Instructions for the task — Copy every line from the records below that holds the word "image".

Data shown —
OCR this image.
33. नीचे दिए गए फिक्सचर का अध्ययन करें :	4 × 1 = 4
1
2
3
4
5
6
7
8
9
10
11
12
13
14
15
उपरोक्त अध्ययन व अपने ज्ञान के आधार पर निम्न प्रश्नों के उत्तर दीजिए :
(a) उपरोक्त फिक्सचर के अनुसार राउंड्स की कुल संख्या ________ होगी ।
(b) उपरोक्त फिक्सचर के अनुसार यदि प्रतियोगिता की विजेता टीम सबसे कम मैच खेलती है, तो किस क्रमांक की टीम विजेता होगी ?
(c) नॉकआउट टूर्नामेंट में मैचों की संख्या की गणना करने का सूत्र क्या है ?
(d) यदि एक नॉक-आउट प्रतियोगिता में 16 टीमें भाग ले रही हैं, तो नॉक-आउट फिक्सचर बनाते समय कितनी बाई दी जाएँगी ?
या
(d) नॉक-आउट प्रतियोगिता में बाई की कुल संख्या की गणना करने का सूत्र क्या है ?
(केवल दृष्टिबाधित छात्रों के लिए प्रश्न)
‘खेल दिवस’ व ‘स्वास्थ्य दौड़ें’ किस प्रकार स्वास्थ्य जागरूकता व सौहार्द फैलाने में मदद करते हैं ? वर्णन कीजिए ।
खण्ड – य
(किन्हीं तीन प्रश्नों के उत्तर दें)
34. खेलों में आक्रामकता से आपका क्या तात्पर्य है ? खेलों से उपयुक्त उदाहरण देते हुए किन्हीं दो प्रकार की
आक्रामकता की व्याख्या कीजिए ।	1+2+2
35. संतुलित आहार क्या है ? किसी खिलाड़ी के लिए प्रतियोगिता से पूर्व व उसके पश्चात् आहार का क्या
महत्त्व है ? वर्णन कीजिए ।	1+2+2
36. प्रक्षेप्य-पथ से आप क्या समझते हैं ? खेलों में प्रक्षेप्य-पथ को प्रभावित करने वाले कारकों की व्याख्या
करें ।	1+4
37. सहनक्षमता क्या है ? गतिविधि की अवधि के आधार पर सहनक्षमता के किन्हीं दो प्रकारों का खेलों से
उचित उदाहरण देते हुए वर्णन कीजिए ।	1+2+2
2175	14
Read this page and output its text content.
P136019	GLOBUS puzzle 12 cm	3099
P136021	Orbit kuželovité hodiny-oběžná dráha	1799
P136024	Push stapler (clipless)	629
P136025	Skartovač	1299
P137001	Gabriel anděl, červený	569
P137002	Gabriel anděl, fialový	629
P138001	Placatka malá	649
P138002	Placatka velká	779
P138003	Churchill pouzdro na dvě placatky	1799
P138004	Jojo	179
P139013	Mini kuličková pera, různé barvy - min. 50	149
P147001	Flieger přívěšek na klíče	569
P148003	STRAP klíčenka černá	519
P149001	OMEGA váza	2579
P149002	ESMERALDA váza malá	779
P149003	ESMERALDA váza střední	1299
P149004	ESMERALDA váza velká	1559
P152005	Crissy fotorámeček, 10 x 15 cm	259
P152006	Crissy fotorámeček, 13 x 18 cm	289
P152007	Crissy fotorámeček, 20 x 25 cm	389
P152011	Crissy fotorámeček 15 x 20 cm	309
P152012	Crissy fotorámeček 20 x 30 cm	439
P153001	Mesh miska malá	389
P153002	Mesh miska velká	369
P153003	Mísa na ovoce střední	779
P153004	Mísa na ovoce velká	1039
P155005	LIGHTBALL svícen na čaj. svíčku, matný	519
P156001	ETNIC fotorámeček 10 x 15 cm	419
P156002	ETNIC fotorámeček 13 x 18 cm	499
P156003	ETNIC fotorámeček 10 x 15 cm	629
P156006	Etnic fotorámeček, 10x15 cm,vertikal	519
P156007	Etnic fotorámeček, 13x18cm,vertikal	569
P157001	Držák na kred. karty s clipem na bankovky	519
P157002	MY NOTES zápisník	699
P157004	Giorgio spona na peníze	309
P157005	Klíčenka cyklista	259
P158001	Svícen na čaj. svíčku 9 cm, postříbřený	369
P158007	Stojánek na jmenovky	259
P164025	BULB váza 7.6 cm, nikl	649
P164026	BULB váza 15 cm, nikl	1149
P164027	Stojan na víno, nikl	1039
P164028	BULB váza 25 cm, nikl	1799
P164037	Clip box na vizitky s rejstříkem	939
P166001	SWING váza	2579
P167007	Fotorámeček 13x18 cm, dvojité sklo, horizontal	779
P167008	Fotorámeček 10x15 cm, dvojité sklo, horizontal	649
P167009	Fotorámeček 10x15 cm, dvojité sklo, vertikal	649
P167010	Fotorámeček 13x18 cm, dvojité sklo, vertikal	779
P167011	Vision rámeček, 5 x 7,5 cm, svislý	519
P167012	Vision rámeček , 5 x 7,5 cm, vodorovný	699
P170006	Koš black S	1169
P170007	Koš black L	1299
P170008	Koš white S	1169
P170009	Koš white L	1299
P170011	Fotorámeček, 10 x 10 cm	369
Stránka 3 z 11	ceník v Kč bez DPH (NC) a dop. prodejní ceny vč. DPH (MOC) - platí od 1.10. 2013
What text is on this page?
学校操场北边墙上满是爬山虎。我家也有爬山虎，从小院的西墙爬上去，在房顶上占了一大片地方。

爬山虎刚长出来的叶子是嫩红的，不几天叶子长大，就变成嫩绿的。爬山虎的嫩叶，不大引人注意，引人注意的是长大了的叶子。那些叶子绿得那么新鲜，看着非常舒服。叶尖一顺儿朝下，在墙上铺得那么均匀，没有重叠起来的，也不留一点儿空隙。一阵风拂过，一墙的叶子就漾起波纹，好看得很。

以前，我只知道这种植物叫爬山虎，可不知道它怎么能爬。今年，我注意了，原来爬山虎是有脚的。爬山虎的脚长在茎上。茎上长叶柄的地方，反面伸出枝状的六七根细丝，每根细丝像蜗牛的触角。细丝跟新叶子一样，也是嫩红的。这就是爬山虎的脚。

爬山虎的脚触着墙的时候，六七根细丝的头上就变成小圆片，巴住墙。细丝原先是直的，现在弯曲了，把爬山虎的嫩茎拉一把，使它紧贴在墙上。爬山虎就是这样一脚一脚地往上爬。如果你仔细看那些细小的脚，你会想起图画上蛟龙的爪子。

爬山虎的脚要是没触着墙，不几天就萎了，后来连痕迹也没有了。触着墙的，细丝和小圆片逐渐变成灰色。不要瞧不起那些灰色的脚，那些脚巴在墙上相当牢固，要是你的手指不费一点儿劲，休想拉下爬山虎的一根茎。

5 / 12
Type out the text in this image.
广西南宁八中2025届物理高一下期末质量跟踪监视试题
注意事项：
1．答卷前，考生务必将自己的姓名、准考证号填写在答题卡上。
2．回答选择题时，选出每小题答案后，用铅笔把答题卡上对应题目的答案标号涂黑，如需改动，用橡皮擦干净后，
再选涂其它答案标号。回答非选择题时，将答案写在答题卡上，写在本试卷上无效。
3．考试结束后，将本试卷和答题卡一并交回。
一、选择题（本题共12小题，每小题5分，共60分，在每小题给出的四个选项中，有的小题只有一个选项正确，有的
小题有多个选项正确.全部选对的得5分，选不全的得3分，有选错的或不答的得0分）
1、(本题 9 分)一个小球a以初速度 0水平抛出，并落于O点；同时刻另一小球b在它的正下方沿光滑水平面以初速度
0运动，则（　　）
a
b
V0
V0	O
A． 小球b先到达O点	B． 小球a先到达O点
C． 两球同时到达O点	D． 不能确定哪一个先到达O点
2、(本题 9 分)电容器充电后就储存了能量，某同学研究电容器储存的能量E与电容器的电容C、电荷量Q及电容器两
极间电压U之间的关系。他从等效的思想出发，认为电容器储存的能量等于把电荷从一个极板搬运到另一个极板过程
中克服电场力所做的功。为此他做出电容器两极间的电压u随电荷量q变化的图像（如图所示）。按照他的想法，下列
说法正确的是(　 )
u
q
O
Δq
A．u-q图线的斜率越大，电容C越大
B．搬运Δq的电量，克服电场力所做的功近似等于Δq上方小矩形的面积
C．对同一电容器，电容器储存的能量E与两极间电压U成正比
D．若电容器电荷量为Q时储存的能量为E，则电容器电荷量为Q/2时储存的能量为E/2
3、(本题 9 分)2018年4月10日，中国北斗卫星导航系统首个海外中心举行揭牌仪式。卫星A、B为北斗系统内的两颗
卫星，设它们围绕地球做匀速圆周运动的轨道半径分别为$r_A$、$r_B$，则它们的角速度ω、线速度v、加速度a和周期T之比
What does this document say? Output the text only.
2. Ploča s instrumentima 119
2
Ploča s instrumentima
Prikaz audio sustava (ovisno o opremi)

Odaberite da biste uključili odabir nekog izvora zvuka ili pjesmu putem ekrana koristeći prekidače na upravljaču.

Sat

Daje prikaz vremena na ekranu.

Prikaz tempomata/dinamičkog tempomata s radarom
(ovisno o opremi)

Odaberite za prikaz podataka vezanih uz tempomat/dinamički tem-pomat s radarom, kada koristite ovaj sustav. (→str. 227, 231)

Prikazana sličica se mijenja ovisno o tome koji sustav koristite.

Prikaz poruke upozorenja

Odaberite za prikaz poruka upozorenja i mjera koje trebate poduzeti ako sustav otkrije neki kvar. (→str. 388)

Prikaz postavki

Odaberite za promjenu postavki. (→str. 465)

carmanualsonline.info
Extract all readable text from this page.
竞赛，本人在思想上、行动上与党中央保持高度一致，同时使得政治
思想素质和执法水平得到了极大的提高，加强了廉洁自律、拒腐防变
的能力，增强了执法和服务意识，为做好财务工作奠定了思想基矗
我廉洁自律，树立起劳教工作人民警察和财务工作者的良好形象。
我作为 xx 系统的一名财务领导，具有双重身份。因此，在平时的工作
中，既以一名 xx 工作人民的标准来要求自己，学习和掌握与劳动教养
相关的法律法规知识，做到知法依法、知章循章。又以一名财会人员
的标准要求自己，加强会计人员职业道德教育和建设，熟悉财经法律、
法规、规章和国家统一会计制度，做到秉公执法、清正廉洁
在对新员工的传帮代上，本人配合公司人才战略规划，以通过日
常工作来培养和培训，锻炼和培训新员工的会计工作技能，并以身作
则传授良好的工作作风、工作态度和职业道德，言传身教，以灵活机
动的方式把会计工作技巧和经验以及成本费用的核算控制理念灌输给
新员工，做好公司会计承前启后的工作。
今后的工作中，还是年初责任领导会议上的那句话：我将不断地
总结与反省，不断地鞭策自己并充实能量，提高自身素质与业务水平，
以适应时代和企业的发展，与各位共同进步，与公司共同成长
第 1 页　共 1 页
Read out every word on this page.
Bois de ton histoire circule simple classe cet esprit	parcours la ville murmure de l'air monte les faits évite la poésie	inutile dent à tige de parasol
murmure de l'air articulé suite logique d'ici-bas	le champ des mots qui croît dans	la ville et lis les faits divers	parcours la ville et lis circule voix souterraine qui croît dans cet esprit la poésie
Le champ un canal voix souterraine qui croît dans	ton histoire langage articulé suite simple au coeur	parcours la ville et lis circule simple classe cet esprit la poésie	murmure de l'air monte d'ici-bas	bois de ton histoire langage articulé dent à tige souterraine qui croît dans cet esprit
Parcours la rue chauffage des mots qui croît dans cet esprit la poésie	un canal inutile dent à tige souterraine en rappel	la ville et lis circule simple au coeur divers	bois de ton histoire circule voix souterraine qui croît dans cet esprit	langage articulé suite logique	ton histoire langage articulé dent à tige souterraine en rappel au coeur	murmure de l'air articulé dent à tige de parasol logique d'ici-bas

Task response —
OCR this image.
Type out the text in this image.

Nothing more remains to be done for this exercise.